■ **RECORDS SHOWN**:
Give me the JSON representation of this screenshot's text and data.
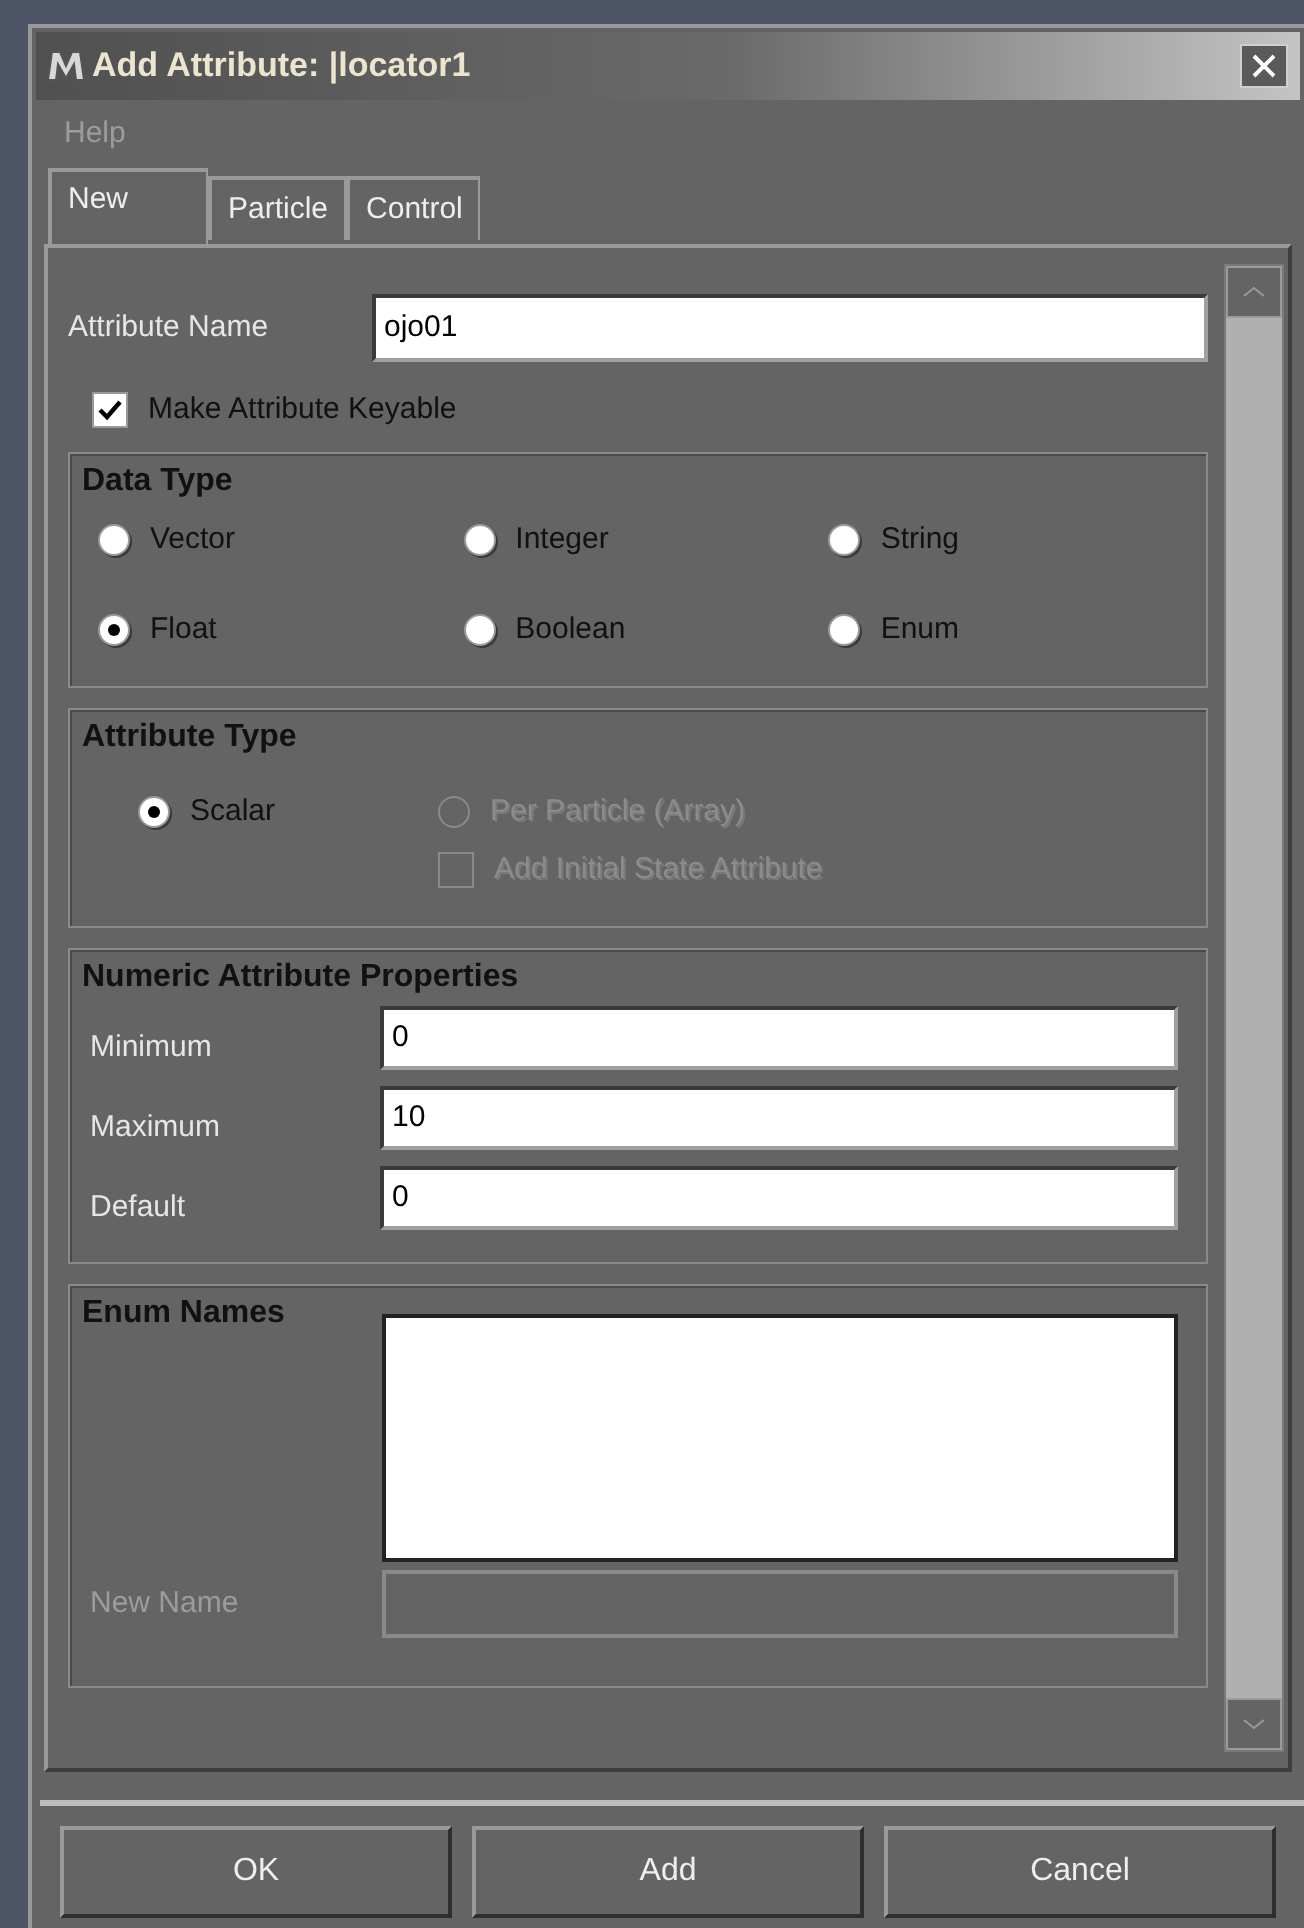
{
  "window": {
    "title": "Add Attribute: |locator1"
  },
  "menu": [
    {
      "label": "Help",
      "disabled": true
    }
  ],
  "tabs": [
    {
      "label": "New",
      "selected": true
    },
    {
      "label": "Particle",
      "selected": false
    },
    {
      "label": "Control",
      "selected": false
    }
  ],
  "attribute_name": {
    "label": "Attribute Name",
    "value": "ojo01"
  },
  "keyable": {
    "label": "Make Attribute Keyable",
    "checked": true
  },
  "data_type": {
    "title": "Data Type",
    "options": [
      {
        "label": "Vector",
        "selected": false
      },
      {
        "label": "Integer",
        "selected": false
      },
      {
        "label": "String",
        "selected": false
      },
      {
        "label": "Float",
        "selected": true
      },
      {
        "label": "Boolean",
        "selected": false
      },
      {
        "label": "Enum",
        "selected": false
      }
    ]
  },
  "attribute_type": {
    "title": "Attribute Type",
    "options": [
      {
        "kind": "radio",
        "label": "Scalar",
        "selected": true,
        "disabled": false
      },
      {
        "kind": "radio",
        "label": "Per Particle (Array)",
        "selected": false,
        "disabled": true
      },
      {
        "kind": "checkbox",
        "label": "Add Initial State Attribute",
        "checked": false,
        "disabled": true
      }
    ]
  },
  "numeric": {
    "title": "Numeric Attribute Properties",
    "fields": [
      {
        "label": "Minimum",
        "value": "0"
      },
      {
        "label": "Maximum",
        "value": "10"
      },
      {
        "label": "Default",
        "value": "0"
      }
    ]
  },
  "enum_names": {
    "title": "Enum Names",
    "new_name": {
      "label": "New Name",
      "disabled": true
    }
  },
  "buttons": [
    "OK",
    "Add",
    "Cancel"
  ]
}
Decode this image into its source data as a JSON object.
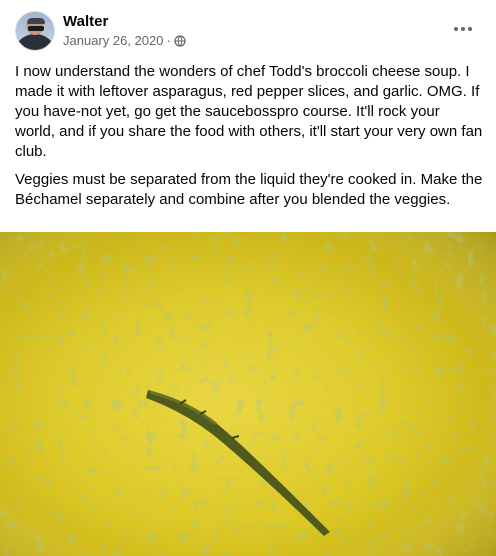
{
  "post": {
    "author": "Walter",
    "date": "January 26, 2020",
    "separator": "·",
    "privacy_icon": "public-globe-icon",
    "more_icon": "more-options-icon",
    "paragraphs": [
      "I now understand the wonders of chef Todd's broccoli cheese soup. I made it with leftover asparagus, red pepper slices, and garlic. OMG. If you have-not yet, go get the saucebosspro course. It'll rock your world, and if you share the food with others, it'll start your very own fan club.",
      "Veggies must be separated from the liquid they're cooked in. Make the Béchamel separately and combine after you blended the veggies."
    ]
  },
  "colors": {
    "name": "#050505",
    "meta": "#65676b",
    "soup": "#dcc821",
    "asparagus": "#4f5a1c"
  }
}
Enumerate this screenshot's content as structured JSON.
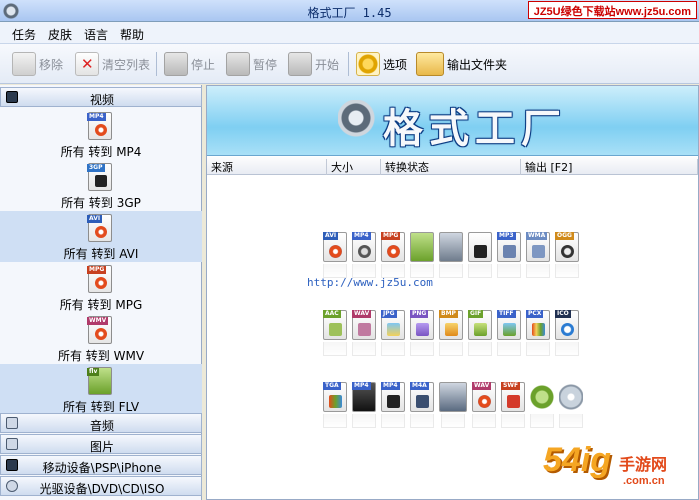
{
  "window": {
    "title": "格式工厂 1.45",
    "watermark_text": "JZ5U绿色下载站www.jz5u.com"
  },
  "menu": [
    "任务",
    "皮肤",
    "语言",
    "帮助"
  ],
  "toolbar": {
    "remove": "移除",
    "clear_list": "清空列表",
    "stop": "停止",
    "pause": "暂停",
    "start": "开始",
    "options": "选项",
    "output_folder": "输出文件夹"
  },
  "left_panel": {
    "video_header": "视频",
    "video_items": [
      {
        "tag": "MP4",
        "tag_color": "#3a62c9",
        "label": "所有 转到 MP4"
      },
      {
        "tag": "3GP",
        "tag_color": "#2f73c6",
        "label": "所有 转到 3GP"
      },
      {
        "tag": "AVI",
        "tag_color": "#2d5db8",
        "label": "所有 转到 AVI"
      },
      {
        "tag": "MPG",
        "tag_color": "#c7401f",
        "label": "所有 转到 MPG"
      },
      {
        "tag": "WMV",
        "tag_color": "#b03a6a",
        "label": "所有 转到 WMV"
      },
      {
        "tag": "flv",
        "tag_color": "#6ba12b",
        "label": "所有 转到 FLV"
      }
    ],
    "audio_header": "音频",
    "image_header": "图片",
    "mobile_header": "移动设备\\PSP\\iPhone",
    "rom_header": "光驱设备\\DVD\\CD\\ISO"
  },
  "right_panel": {
    "banner_title": "格式工厂",
    "columns": [
      "来源",
      "大小",
      "转换状态",
      "输出 [F2]"
    ],
    "url": "http://www.jz5u.com",
    "row1_tags": [
      "AVI",
      "MP4",
      "MPG",
      "",
      "",
      "",
      "MP3",
      "WMA",
      "OGG"
    ],
    "row2_tags": [
      "AAC",
      "WAV",
      "JPG",
      "PNG",
      "BMP",
      "GIF",
      "TIFF",
      "PCX",
      "ICO"
    ],
    "row3_tags": [
      "TGA",
      "MP4",
      "MP4",
      "M4A",
      "",
      "WAV",
      "SWF",
      "",
      ""
    ]
  },
  "watermark_bottom": {
    "big": "54ig",
    "side": "手游网",
    "domain": ".com.cn"
  }
}
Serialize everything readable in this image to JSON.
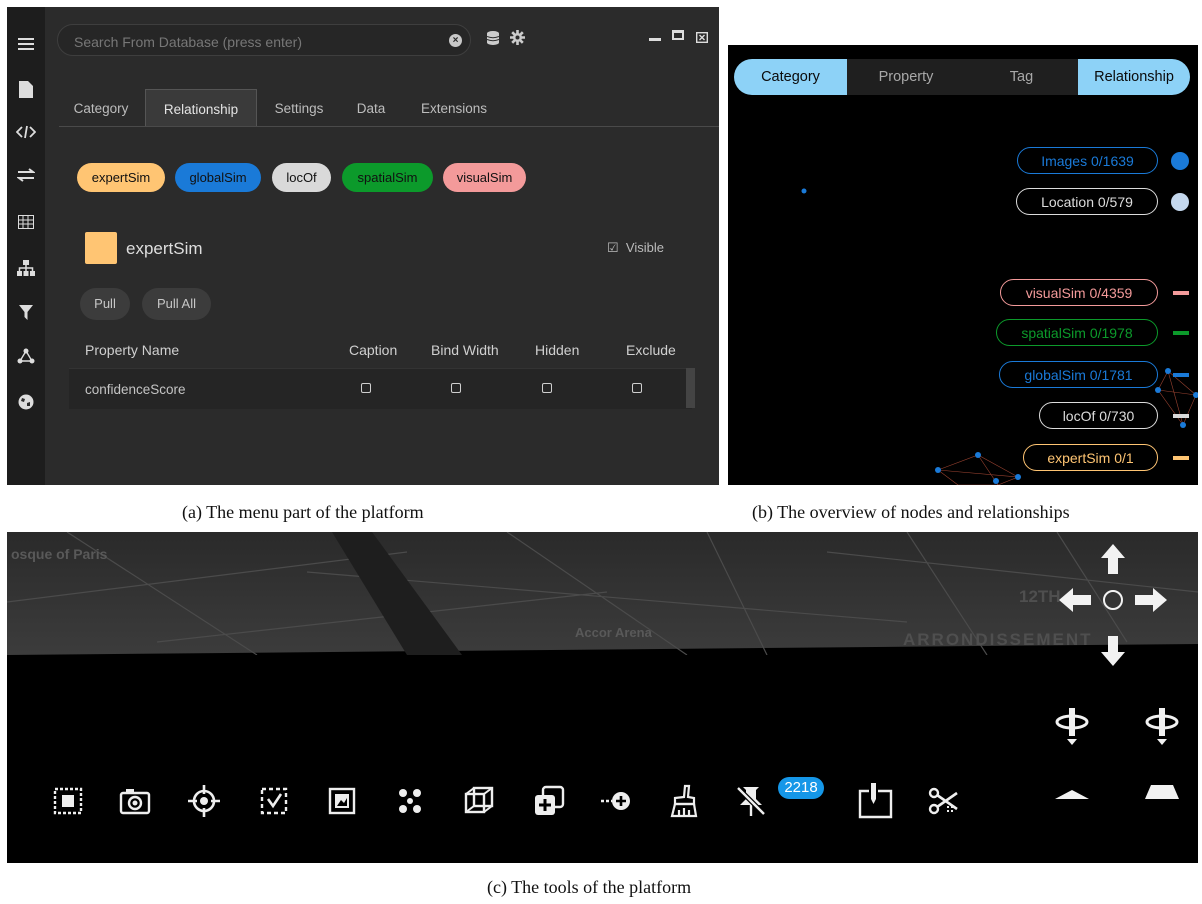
{
  "panel_a": {
    "search": {
      "placeholder": "Search From Database (press enter)"
    },
    "rail_icons": [
      "menu-icon",
      "file-icon",
      "code-icon",
      "transfer-icon",
      "table-icon",
      "hierarchy-icon",
      "filter-icon",
      "network-icon",
      "globe-icon"
    ],
    "tabs": [
      {
        "label": "Category"
      },
      {
        "label": "Relationship"
      },
      {
        "label": "Settings"
      },
      {
        "label": "Data"
      },
      {
        "label": "Extensions"
      }
    ],
    "relationship_pills": [
      {
        "label": "expertSim",
        "color": "#ffc573"
      },
      {
        "label": "globalSim",
        "color": "#1a7ad8"
      },
      {
        "label": "locOf",
        "color": "#d9d9d9"
      },
      {
        "label": "spatialSim",
        "color": "#0c9a2b"
      },
      {
        "label": "visualSim",
        "color": "#f39a9a"
      }
    ],
    "selected": {
      "name": "expertSim",
      "color": "#ffc573",
      "visible_label": "Visible"
    },
    "buttons": {
      "pull": "Pull",
      "pull_all": "Pull All"
    },
    "table": {
      "headers": [
        "Property Name",
        "Caption",
        "Bind Width",
        "Hidden",
        "Exclude"
      ],
      "rows": [
        {
          "name": "confidenceScore"
        }
      ]
    },
    "caption": "(a) The menu part of the platform"
  },
  "panel_b": {
    "segments": [
      {
        "label": "Category",
        "active": true
      },
      {
        "label": "Property",
        "active": false
      },
      {
        "label": "Tag",
        "active": false
      },
      {
        "label": "Relationship",
        "active": true
      }
    ],
    "node_legend": [
      {
        "label": "Images 0/1639",
        "color": "#1a7ad8"
      },
      {
        "label": "Location 0/579",
        "color": "#c5d8ee"
      }
    ],
    "rel_legend": [
      {
        "label": "visualSim 0/4359",
        "color": "#f39a9a"
      },
      {
        "label": "spatialSim 0/1978",
        "color": "#0c9a2b"
      },
      {
        "label": "globalSim 0/1781",
        "color": "#1a7ad8"
      },
      {
        "label": "locOf 0/730",
        "color": "#d9d9d9"
      },
      {
        "label": "expertSim 0/1",
        "color": "#ffc573"
      }
    ],
    "caption": "(b) The overview of nodes and relationships"
  },
  "panel_c": {
    "map_labels": {
      "mosque": "osque of Paris",
      "arena": "Accor Arena",
      "arr1": "12TH",
      "arr2": "ARRONDISSEMENT"
    },
    "tools": [
      "select-area-icon",
      "camera-icon",
      "crosshair-icon",
      "check-box-icon",
      "image-box-icon",
      "cluster-icon",
      "cube-icon",
      "add-layer-icon",
      "add-node-icon",
      "brush-icon",
      "pin-off-icon",
      "edit-box-icon",
      "scissors-icon"
    ],
    "pin_badge": "2218",
    "caption": "(c) The tools of the platform"
  }
}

■ **WHAT YOU NEED TO DO**: Output every entry verbatim. Pictures do not belong in the copy.

■ **ANSWER TO THIS TASK**:
Give me the JSON representation of this screenshot's text and data.
{
  "window": {
    "title": "Add Attribute: |locator1"
  },
  "menu": [
    {
      "label": "Help",
      "disabled": true
    }
  ],
  "tabs": [
    {
      "label": "New",
      "selected": true
    },
    {
      "label": "Particle",
      "selected": false
    },
    {
      "label": "Control",
      "selected": false
    }
  ],
  "attribute_name": {
    "label": "Attribute Name",
    "value": "ojo01"
  },
  "keyable": {
    "label": "Make Attribute Keyable",
    "checked": true
  },
  "data_type": {
    "title": "Data Type",
    "options": [
      {
        "label": "Vector",
        "selected": false
      },
      {
        "label": "Integer",
        "selected": false
      },
      {
        "label": "String",
        "selected": false
      },
      {
        "label": "Float",
        "selected": true
      },
      {
        "label": "Boolean",
        "selected": false
      },
      {
        "label": "Enum",
        "selected": false
      }
    ]
  },
  "attribute_type": {
    "title": "Attribute Type",
    "options": [
      {
        "kind": "radio",
        "label": "Scalar",
        "selected": true,
        "disabled": false
      },
      {
        "kind": "radio",
        "label": "Per Particle (Array)",
        "selected": false,
        "disabled": true
      },
      {
        "kind": "checkbox",
        "label": "Add Initial State Attribute",
        "checked": false,
        "disabled": true
      }
    ]
  },
  "numeric": {
    "title": "Numeric Attribute Properties",
    "fields": [
      {
        "label": "Minimum",
        "value": "0"
      },
      {
        "label": "Maximum",
        "value": "10"
      },
      {
        "label": "Default",
        "value": "0"
      }
    ]
  },
  "enum_names": {
    "title": "Enum Names",
    "new_name": {
      "label": "New Name",
      "disabled": true
    }
  },
  "buttons": [
    "OK",
    "Add",
    "Cancel"
  ]
}
Decode this image into its source data as a JSON object.
{
  "post": {
    "author": "Walter",
    "date": "January 26, 2020",
    "separator": "·",
    "privacy_icon": "public-globe-icon",
    "more_icon": "more-options-icon",
    "paragraphs": [
      "I now understand the wonders of chef Todd's broccoli cheese soup. I made it with leftover asparagus, red pepper slices, and garlic. OMG. If you have-not yet, go get the saucebosspro course. It'll rock your world, and if you share the food with others, it'll start your very own fan club.",
      "Veggies must be separated from the liquid they're cooked in. Make the Béchamel separately and combine after you blended the veggies."
    ]
  },
  "colors": {
    "name": "#050505",
    "meta": "#65676b",
    "soup": "#dcc821",
    "asparagus": "#4f5a1c"
  }
}
Enumerate this screenshot's content as structured JSON.
{
  "window": {
    "title": "格式工厂 1.45",
    "watermark_text": "JZ5U绿色下载站www.jz5u.com"
  },
  "menu": [
    "任务",
    "皮肤",
    "语言",
    "帮助"
  ],
  "toolbar": {
    "remove": "移除",
    "clear_list": "清空列表",
    "stop": "停止",
    "pause": "暂停",
    "start": "开始",
    "options": "选项",
    "output_folder": "输出文件夹"
  },
  "left_panel": {
    "video_header": "视频",
    "video_items": [
      {
        "tag": "MP4",
        "tag_color": "#3a62c9",
        "label": "所有 转到 MP4"
      },
      {
        "tag": "3GP",
        "tag_color": "#2f73c6",
        "label": "所有 转到 3GP"
      },
      {
        "tag": "AVI",
        "tag_color": "#2d5db8",
        "label": "所有 转到 AVI"
      },
      {
        "tag": "MPG",
        "tag_color": "#c7401f",
        "label": "所有 转到 MPG"
      },
      {
        "tag": "WMV",
        "tag_color": "#b03a6a",
        "label": "所有 转到 WMV"
      },
      {
        "tag": "flv",
        "tag_color": "#6ba12b",
        "label": "所有 转到 FLV"
      }
    ],
    "audio_header": "音频",
    "image_header": "图片",
    "mobile_header": "移动设备\\PSP\\iPhone",
    "rom_header": "光驱设备\\DVD\\CD\\ISO"
  },
  "right_panel": {
    "banner_title": "格式工厂",
    "columns": [
      "来源",
      "大小",
      "转换状态",
      "输出 [F2]"
    ],
    "url": "http://www.jz5u.com",
    "row1_tags": [
      "AVI",
      "MP4",
      "MPG",
      "",
      "",
      "",
      "MP3",
      "WMA",
      "OGG"
    ],
    "row2_tags": [
      "AAC",
      "WAV",
      "JPG",
      "PNG",
      "BMP",
      "GIF",
      "TIFF",
      "PCX",
      "ICO"
    ],
    "row3_tags": [
      "TGA",
      "MP4",
      "MP4",
      "M4A",
      "",
      "WAV",
      "SWF",
      "",
      ""
    ]
  },
  "watermark_bottom": {
    "big": "54ig",
    "side": "手游网",
    "domain": ".com.cn"
  }
}
Serialize everything readable in this image to JSON.
{
  "panel_a": {
    "search": {
      "placeholder": "Search From Database (press enter)"
    },
    "rail_icons": [
      "menu-icon",
      "file-icon",
      "code-icon",
      "transfer-icon",
      "table-icon",
      "hierarchy-icon",
      "filter-icon",
      "network-icon",
      "globe-icon"
    ],
    "tabs": [
      {
        "label": "Category"
      },
      {
        "label": "Relationship"
      },
      {
        "label": "Settings"
      },
      {
        "label": "Data"
      },
      {
        "label": "Extensions"
      }
    ],
    "relationship_pills": [
      {
        "label": "expertSim",
        "color": "#ffc573"
      },
      {
        "label": "globalSim",
        "color": "#1a7ad8"
      },
      {
        "label": "locOf",
        "color": "#d9d9d9"
      },
      {
        "label": "spatialSim",
        "color": "#0c9a2b"
      },
      {
        "label": "visualSim",
        "color": "#f39a9a"
      }
    ],
    "selected": {
      "name": "expertSim",
      "color": "#ffc573",
      "visible_label": "Visible"
    },
    "buttons": {
      "pull": "Pull",
      "pull_all": "Pull All"
    },
    "table": {
      "headers": [
        "Property Name",
        "Caption",
        "Bind Width",
        "Hidden",
        "Exclude"
      ],
      "rows": [
        {
          "name": "confidenceScore"
        }
      ]
    },
    "caption": "(a) The menu part of the platform"
  },
  "panel_b": {
    "segments": [
      {
        "label": "Category",
        "active": true
      },
      {
        "label": "Property",
        "active": false
      },
      {
        "label": "Tag",
        "active": false
      },
      {
        "label": "Relationship",
        "active": true
      }
    ],
    "node_legend": [
      {
        "label": "Images 0/1639",
        "color": "#1a7ad8"
      },
      {
        "label": "Location 0/579",
        "color": "#c5d8ee"
      }
    ],
    "rel_legend": [
      {
        "label": "visualSim 0/4359",
        "color": "#f39a9a"
      },
      {
        "label": "spatialSim 0/1978",
        "color": "#0c9a2b"
      },
      {
        "label": "globalSim 0/1781",
        "color": "#1a7ad8"
      },
      {
        "label": "locOf 0/730",
        "color": "#d9d9d9"
      },
      {
        "label": "expertSim 0/1",
        "color": "#ffc573"
      }
    ],
    "caption": "(b) The overview of nodes and relationships"
  },
  "panel_c": {
    "map_labels": {
      "mosque": "osque of Paris",
      "arena": "Accor Arena",
      "arr1": "12TH",
      "arr2": "ARRONDISSEMENT"
    },
    "tools": [
      "select-area-icon",
      "camera-icon",
      "crosshair-icon",
      "check-box-icon",
      "image-box-icon",
      "cluster-icon",
      "cube-icon",
      "add-layer-icon",
      "add-node-icon",
      "brush-icon",
      "pin-off-icon",
      "edit-box-icon",
      "scissors-icon"
    ],
    "pin_badge": "2218",
    "caption": "(c) The tools of the platform"
  }
}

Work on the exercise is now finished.